**Task**
Transcribe only what runs from the line containing "What data populates" through the final line below, exactly, and leave every picture out.

**Recorded information**
..........

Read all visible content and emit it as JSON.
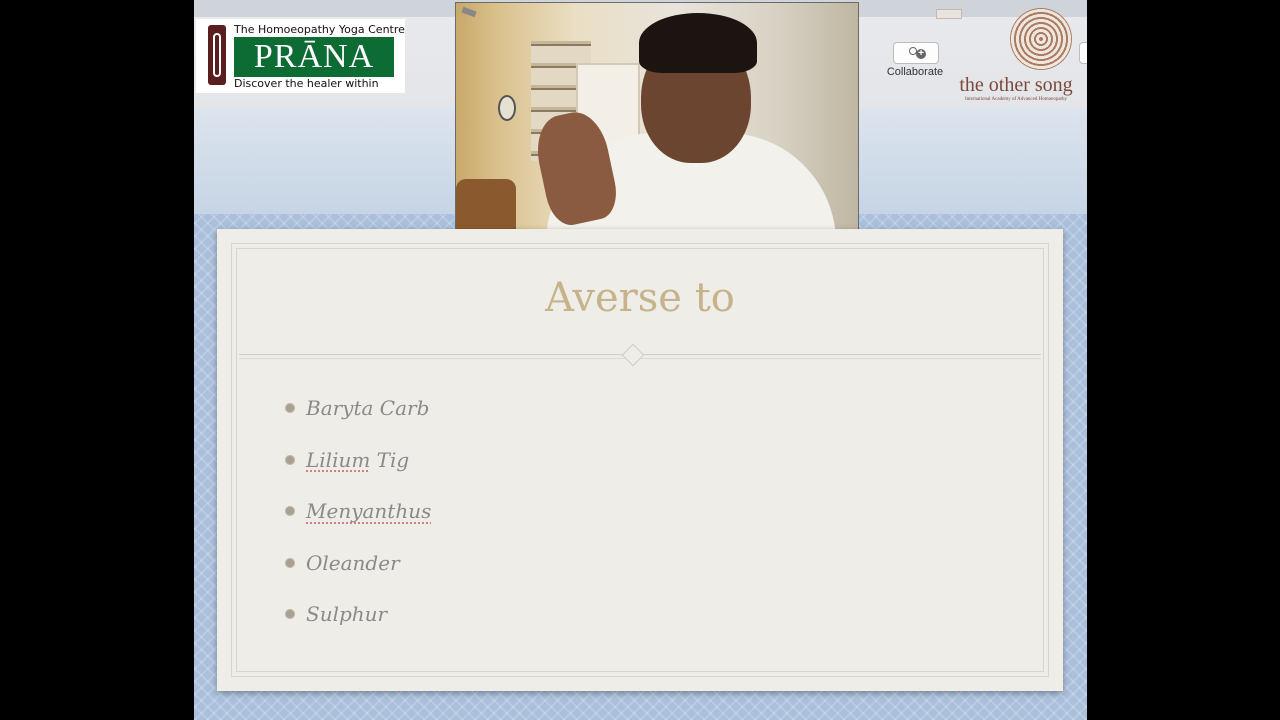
{
  "toolbar": {
    "logo_left": {
      "tagline": "The Homoeopathy Yoga Centre",
      "name": "PRĀNA",
      "subline": "Discover the healer within"
    },
    "collaborate_label": "Collaborate",
    "logo_right": {
      "name": "the other song",
      "subline": "International Academy of Advanced Homoeopathy"
    }
  },
  "video_call": {
    "participant_icon": "webcam-video-feed"
  },
  "slide": {
    "title": "Averse to",
    "bullets": [
      {
        "parts": [
          {
            "text": "Baryta Carb",
            "flagged": false
          }
        ]
      },
      {
        "parts": [
          {
            "text": "Lilium",
            "flagged": true
          },
          {
            "text": " Tig",
            "flagged": false
          }
        ]
      },
      {
        "parts": [
          {
            "text": "Menyanthus",
            "flagged": true
          }
        ]
      },
      {
        "parts": [
          {
            "text": "Oleander",
            "flagged": false
          }
        ]
      },
      {
        "parts": [
          {
            "text": "Sulphur",
            "flagged": false
          }
        ]
      }
    ]
  },
  "colors": {
    "title": "#c7b38a",
    "bullet_text": "#8a8a88",
    "prana_green": "#0d6b34",
    "prana_maroon": "#5a1e1e",
    "othersong_brown": "#7a4a3a",
    "stage_blue": "#a9bfdb"
  }
}
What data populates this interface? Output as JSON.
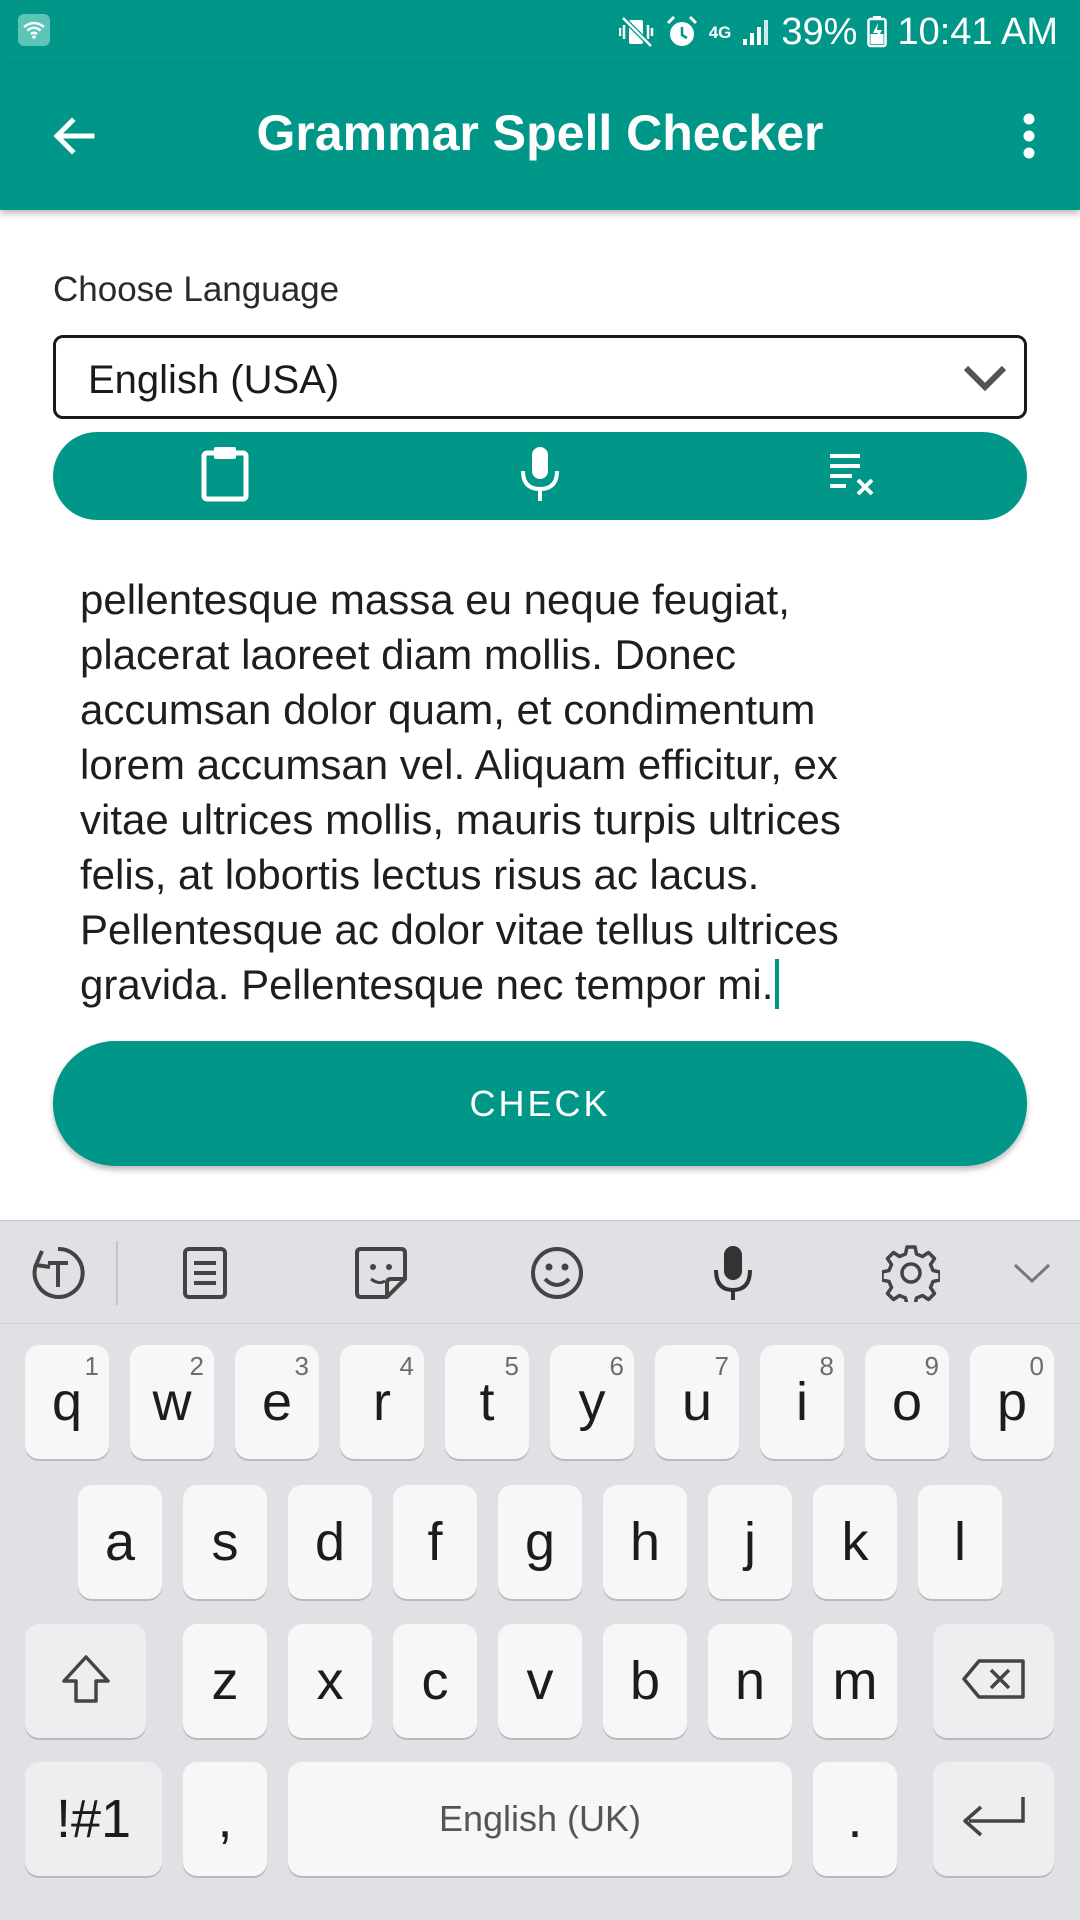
{
  "status_bar": {
    "battery": "39%",
    "time": "10:41 AM",
    "network": "4G",
    "icons": [
      "wifi-icon",
      "mute-vibrate-icon",
      "alarm-icon",
      "signal-icon",
      "battery-icon"
    ]
  },
  "app_bar": {
    "title": "Grammar Spell Checker",
    "icons": [
      "back-arrow-icon",
      "more-vert-icon"
    ]
  },
  "language": {
    "label": "Choose Language",
    "selected": "English (USA)"
  },
  "toolbar": {
    "icons": [
      "clipboard-icon",
      "microphone-icon",
      "clear-text-icon"
    ]
  },
  "editor": {
    "lines": [
      "pellentesque massa eu neque feugiat,",
      "placerat laoreet diam mollis. Donec",
      "accumsan dolor quam, et condimentum",
      "lorem accumsan vel. Aliquam efficitur, ex",
      "vitae ultrices mollis, mauris turpis ultrices",
      "felis, at lobortis lectus risus ac lacus.",
      "Pellentesque ac dolor vitae tellus ultrices",
      "gravida. Pellentesque nec tempor mi."
    ]
  },
  "check_button": {
    "label": "CHECK"
  },
  "keyboard": {
    "toolbar_icons": [
      "text-mode-icon",
      "clipboard-icon",
      "sticker-icon",
      "emoji-icon",
      "voice-input-icon",
      "settings-icon",
      "collapse-icon"
    ],
    "row1": [
      {
        "ch": "q",
        "num": "1"
      },
      {
        "ch": "w",
        "num": "2"
      },
      {
        "ch": "e",
        "num": "3"
      },
      {
        "ch": "r",
        "num": "4"
      },
      {
        "ch": "t",
        "num": "5"
      },
      {
        "ch": "y",
        "num": "6"
      },
      {
        "ch": "u",
        "num": "7"
      },
      {
        "ch": "i",
        "num": "8"
      },
      {
        "ch": "o",
        "num": "9"
      },
      {
        "ch": "p",
        "num": "0"
      }
    ],
    "row2": [
      "a",
      "s",
      "d",
      "f",
      "g",
      "h",
      "j",
      "k",
      "l"
    ],
    "row3": [
      "z",
      "x",
      "c",
      "v",
      "b",
      "n",
      "m"
    ],
    "symbols_label": "!#1",
    "comma": ",",
    "space_label": "English (UK)",
    "period": "."
  },
  "colors": {
    "primary": "#009688",
    "keyboard_bg": "#e0e1e5",
    "key_bg": "#f7f7f7"
  }
}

..........

**Exercise solution**
What data populates this interface? Output as JSON.
{
  "status_bar": {
    "battery": "39%",
    "time": "10:41 AM",
    "network": "4G",
    "icons": [
      "wifi-icon",
      "mute-vibrate-icon",
      "alarm-icon",
      "signal-icon",
      "battery-icon"
    ]
  },
  "app_bar": {
    "title": "Grammar Spell Checker",
    "icons": [
      "back-arrow-icon",
      "more-vert-icon"
    ]
  },
  "language": {
    "label": "Choose Language",
    "selected": "English (USA)"
  },
  "toolbar": {
    "icons": [
      "clipboard-icon",
      "microphone-icon",
      "clear-text-icon"
    ]
  },
  "editor": {
    "lines": [
      "pellentesque massa eu neque feugiat,",
      "placerat laoreet diam mollis. Donec",
      "accumsan dolor quam, et condimentum",
      "lorem accumsan vel. Aliquam efficitur, ex",
      "vitae ultrices mollis, mauris turpis ultrices",
      "felis, at lobortis lectus risus ac lacus.",
      "Pellentesque ac dolor vitae tellus ultrices",
      "gravida. Pellentesque nec tempor mi."
    ]
  },
  "check_button": {
    "label": "CHECK"
  },
  "keyboard": {
    "toolbar_icons": [
      "text-mode-icon",
      "clipboard-icon",
      "sticker-icon",
      "emoji-icon",
      "voice-input-icon",
      "settings-icon",
      "collapse-icon"
    ],
    "row1": [
      {
        "ch": "q",
        "num": "1"
      },
      {
        "ch": "w",
        "num": "2"
      },
      {
        "ch": "e",
        "num": "3"
      },
      {
        "ch": "r",
        "num": "4"
      },
      {
        "ch": "t",
        "num": "5"
      },
      {
        "ch": "y",
        "num": "6"
      },
      {
        "ch": "u",
        "num": "7"
      },
      {
        "ch": "i",
        "num": "8"
      },
      {
        "ch": "o",
        "num": "9"
      },
      {
        "ch": "p",
        "num": "0"
      }
    ],
    "row2": [
      "a",
      "s",
      "d",
      "f",
      "g",
      "h",
      "j",
      "k",
      "l"
    ],
    "row3": [
      "z",
      "x",
      "c",
      "v",
      "b",
      "n",
      "m"
    ],
    "symbols_label": "!#1",
    "comma": ",",
    "space_label": "English (UK)",
    "period": "."
  },
  "colors": {
    "primary": "#009688",
    "keyboard_bg": "#e0e1e5",
    "key_bg": "#f7f7f7"
  }
}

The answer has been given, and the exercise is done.